Collected data
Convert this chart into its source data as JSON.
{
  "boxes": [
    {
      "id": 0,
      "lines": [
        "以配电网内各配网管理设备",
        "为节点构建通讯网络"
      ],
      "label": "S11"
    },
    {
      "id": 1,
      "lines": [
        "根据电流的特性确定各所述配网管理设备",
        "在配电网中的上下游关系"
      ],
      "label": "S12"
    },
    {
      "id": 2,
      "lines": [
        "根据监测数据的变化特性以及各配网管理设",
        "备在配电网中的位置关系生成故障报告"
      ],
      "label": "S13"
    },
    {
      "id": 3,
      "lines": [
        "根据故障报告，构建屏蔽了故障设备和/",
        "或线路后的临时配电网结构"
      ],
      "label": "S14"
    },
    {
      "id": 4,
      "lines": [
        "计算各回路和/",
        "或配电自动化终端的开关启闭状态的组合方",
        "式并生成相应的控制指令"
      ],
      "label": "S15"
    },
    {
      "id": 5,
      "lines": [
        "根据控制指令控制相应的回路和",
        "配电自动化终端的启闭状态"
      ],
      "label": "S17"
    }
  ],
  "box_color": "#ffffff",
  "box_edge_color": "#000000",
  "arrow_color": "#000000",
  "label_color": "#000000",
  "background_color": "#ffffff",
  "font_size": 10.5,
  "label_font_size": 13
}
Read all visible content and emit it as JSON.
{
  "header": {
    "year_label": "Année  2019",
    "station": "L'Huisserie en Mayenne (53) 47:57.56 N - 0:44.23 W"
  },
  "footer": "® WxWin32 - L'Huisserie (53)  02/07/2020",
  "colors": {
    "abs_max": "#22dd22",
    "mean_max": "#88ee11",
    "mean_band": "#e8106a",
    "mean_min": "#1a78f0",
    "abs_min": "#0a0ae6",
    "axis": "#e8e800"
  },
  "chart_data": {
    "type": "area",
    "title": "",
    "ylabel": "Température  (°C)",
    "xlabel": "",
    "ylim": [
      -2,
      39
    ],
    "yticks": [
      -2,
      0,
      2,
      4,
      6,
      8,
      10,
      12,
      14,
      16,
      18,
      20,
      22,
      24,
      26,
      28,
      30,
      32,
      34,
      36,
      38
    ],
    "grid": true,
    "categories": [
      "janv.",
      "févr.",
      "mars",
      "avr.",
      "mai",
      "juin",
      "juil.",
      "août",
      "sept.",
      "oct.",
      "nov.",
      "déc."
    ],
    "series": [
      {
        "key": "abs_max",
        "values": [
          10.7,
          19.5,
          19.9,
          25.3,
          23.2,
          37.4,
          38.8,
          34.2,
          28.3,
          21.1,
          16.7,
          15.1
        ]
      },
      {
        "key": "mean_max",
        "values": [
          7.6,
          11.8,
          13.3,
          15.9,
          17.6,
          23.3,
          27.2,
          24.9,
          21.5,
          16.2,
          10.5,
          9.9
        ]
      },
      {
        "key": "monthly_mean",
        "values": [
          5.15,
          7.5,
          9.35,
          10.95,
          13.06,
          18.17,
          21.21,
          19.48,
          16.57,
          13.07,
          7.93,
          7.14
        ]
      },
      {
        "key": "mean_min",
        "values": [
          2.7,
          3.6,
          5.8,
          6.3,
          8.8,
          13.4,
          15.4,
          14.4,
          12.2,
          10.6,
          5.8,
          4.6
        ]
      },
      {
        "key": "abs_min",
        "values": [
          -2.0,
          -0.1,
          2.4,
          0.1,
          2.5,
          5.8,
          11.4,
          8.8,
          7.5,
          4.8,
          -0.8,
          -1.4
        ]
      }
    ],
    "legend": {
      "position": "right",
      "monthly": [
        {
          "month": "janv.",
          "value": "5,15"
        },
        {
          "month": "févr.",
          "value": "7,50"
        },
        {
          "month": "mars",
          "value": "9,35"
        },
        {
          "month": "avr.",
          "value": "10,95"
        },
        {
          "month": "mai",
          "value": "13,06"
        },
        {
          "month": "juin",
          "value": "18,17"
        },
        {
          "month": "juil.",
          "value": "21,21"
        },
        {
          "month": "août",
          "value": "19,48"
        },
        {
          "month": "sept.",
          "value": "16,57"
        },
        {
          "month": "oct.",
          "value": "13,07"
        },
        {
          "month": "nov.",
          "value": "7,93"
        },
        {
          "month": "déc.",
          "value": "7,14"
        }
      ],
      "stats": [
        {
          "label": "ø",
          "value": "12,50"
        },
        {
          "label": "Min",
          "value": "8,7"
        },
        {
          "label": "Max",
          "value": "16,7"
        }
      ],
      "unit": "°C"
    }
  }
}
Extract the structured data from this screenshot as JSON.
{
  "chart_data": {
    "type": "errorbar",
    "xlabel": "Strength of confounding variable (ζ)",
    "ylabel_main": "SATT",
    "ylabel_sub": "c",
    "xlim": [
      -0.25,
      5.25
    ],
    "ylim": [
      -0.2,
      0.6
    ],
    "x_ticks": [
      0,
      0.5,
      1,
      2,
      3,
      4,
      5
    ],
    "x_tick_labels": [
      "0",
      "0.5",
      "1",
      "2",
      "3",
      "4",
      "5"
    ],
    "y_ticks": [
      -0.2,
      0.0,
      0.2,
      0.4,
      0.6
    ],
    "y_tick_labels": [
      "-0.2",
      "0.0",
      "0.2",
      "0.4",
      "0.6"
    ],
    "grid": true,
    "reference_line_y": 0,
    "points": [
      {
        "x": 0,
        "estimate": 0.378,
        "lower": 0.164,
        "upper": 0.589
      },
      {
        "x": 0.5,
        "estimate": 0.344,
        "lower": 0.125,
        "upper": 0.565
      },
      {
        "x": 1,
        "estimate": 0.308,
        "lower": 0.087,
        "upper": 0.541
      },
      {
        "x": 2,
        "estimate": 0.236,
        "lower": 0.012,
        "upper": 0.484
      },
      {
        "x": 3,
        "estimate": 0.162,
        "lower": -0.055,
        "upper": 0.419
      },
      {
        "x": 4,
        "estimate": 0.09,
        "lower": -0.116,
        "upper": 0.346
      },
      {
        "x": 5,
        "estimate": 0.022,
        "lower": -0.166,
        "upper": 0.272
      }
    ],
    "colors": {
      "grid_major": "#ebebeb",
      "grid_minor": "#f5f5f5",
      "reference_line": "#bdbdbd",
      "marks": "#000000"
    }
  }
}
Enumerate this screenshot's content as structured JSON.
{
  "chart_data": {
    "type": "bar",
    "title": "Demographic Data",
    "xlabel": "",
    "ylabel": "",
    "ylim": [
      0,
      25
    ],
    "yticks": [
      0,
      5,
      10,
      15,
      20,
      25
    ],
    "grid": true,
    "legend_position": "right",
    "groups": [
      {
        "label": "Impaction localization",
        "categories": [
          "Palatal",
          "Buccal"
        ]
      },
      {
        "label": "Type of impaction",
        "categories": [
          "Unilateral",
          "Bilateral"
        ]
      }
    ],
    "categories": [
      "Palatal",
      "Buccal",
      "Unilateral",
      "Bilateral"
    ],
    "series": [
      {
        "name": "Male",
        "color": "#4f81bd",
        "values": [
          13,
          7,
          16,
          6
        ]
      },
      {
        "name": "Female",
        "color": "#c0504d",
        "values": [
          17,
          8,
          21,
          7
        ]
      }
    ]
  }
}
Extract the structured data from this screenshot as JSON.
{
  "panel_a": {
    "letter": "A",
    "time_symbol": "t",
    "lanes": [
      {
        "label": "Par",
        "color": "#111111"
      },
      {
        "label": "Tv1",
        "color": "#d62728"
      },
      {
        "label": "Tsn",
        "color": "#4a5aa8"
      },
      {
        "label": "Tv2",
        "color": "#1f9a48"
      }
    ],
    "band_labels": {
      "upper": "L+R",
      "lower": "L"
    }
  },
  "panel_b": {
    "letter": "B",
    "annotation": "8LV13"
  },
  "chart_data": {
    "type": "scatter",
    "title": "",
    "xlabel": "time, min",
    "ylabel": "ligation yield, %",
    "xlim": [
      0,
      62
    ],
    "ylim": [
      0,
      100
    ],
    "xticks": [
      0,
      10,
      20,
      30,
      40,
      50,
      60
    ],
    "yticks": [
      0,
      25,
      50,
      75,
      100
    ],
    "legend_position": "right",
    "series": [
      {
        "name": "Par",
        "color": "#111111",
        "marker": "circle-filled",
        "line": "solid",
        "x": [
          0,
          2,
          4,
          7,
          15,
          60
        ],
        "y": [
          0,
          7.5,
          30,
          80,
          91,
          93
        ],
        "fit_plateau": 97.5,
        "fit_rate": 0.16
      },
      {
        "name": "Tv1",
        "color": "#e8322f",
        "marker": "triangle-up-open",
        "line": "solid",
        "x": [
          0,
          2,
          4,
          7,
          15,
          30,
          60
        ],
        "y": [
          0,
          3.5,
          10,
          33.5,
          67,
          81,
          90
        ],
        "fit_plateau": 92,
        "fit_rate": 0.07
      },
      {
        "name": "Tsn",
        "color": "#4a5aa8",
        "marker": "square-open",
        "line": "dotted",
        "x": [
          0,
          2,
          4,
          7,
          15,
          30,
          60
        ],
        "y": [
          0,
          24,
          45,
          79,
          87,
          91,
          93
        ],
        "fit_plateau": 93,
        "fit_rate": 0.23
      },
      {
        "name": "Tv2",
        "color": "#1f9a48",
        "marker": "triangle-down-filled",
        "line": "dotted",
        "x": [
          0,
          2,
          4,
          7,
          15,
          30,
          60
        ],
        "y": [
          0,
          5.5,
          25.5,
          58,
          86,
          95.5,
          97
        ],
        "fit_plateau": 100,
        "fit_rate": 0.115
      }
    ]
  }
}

- What is asked: Search the entries for the word "name" and pick out every line that holds it.

- Written response:
        "name": "Male",
        "name": "Female",
        "name": "Par",
        "name": "Tv1",
        "name": "Tsn",
        "name": "Tv2",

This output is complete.